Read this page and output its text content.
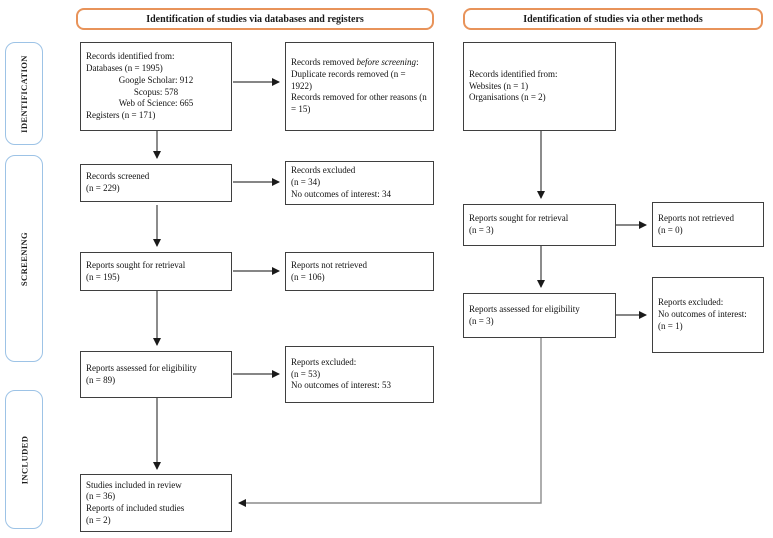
Identification of studies via databases and registers	Identification of studies via other methods
IDENTIFICATION
SCREENING
INCLUDED
Records identified from:
Databases (n = 1995)
Google Scholar: 912
Scopus: 578
Web of Science: 665
Registers (n = 171)
Records removed before screening:
Duplicate records removed (n = 1922)
Records removed for other reasons (n = 15)
Records screened
(n = 229)
Records excluded
(n = 34)
No outcomes of interest: 34
Reports sought for retrieval
(n = 195)
Reports not retrieved
(n = 106)
Reports assessed for eligibility
(n = 89)
Reports excluded:
(n = 53)
No outcomes of interest: 53
Studies included in review
(n = 36)
Reports of included studies
(n = 2)
Records identified from:
Websites (n = 1)
Organisations (n = 2)
Reports sought for retrieval
(n = 3)
Reports not retrieved
(n = 0)
Reports assessed for eligibility
(n = 3)
Reports excluded:
No outcomes of interest:
(n = 1)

+ + + + +

- WHAT THE EXERCISE ASKS
Transcribe the listing above verbatim. Omit the pictures.

- WRITTEN RESPONSE
Read this page and output its text content.
Identification of studies via databases and registers	Identification of studies via other methods
IDENTIFICATION
SCREENING
INCLUDED
Records identified from:
Databases (n = 1995)
Google Scholar: 912
Scopus: 578
Web of Science: 665
Registers (n = 171)
Records removed before screening:
Duplicate records removed (n = 1922)
Records removed for other reasons (n = 15)
Records screened
(n = 229)
Records excluded
(n = 34)
No outcomes of interest: 34
Reports sought for retrieval
(n = 195)
Reports not retrieved
(n = 106)
Reports assessed for eligibility
(n = 89)
Reports excluded:
(n = 53)
No outcomes of interest: 53
Studies included in review
(n = 36)
Reports of included studies
(n = 2)
Records identified from:
Websites (n = 1)
Organisations (n = 2)
Reports sought for retrieval
(n = 3)
Reports not retrieved
(n = 0)
Reports assessed for eligibility
(n = 3)
Reports excluded:
No outcomes of interest:
(n = 1)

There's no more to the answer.